(Materials provided)
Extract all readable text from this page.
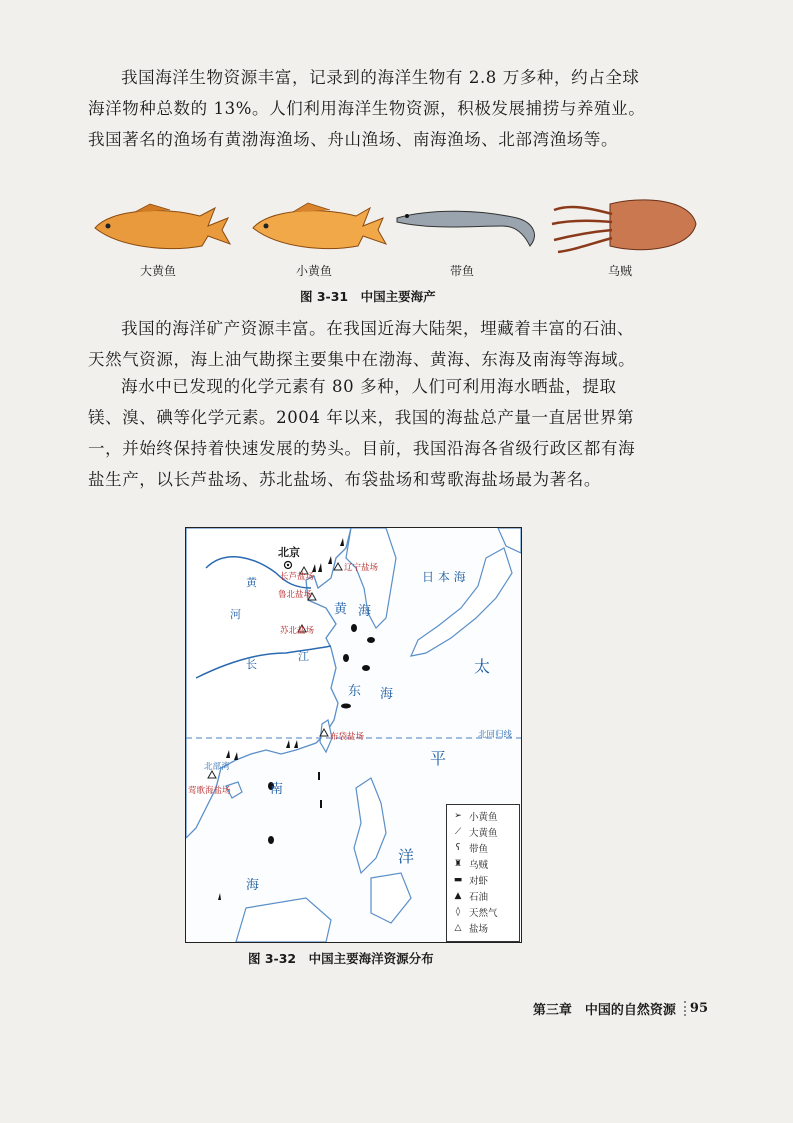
我国海洋生物资源丰富，记录到的海洋生物有 2.8 万多种，约占全球海洋物种总数的 13%。人们利用海洋生物资源，积极发展捕捞与养殖业。我国著名的渔场有黄渤海渔场、舟山渔场、南海渔场、北部湾渔场等。

大黄鱼	小黄鱼	带鱼	乌贼
图 3-31　中国主要海产

我国的海洋矿产资源丰富。在我国近海大陆架，埋藏着丰富的石油、天然气资源，海上油气勘探主要集中在渤海、黄海、东海及南海等海域。

海水中已发现的化学元素有 80 多种，人们可利用海水晒盐，提取镁、溴、碘等化学元素。2004 年以来，我国的海盐总产量一直居世界第一，并始终保持着快速发展的势头。目前，我国沿海各省级行政区都有海盐生产，以长芦盐场、苏北盐场、布袋盐场和莺歌海盐场最为著名。

北京
黄
河
长
江
黄 海
东 海
南
海
日 本 海
太
平
洋
北回归线
长芦盐场
辽宁盐场
鲁北盐场
苏北盐场
布袋盐场
北部湾
莺歌海盐场
➢ 小黄鱼
⟋ 大黄鱼
ʕ 带鱼
♜ 乌贼
▬ 对虾
▲ 石油
◊ 天然气
△ 盐场
图 3-32　中国主要海洋资源分布
第三章　中国的自然资源	95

(Short task)
Identify the lines that hold the word "苏北盐场". Copy every one of them.

(Solution for this problem)
海水中已发现的化学元素有 80 多种，人们可利用海水晒盐，提取镁、溴、碘等化学元素。2004 年以来，我国的海盐总产量一直居世界第一，并始终保持着快速发展的势头。目前，我国沿海各省级行政区都有海盐生产，以长芦盐场、苏北盐场、布袋盐场和莺歌海盐场最为著名。
苏北盐场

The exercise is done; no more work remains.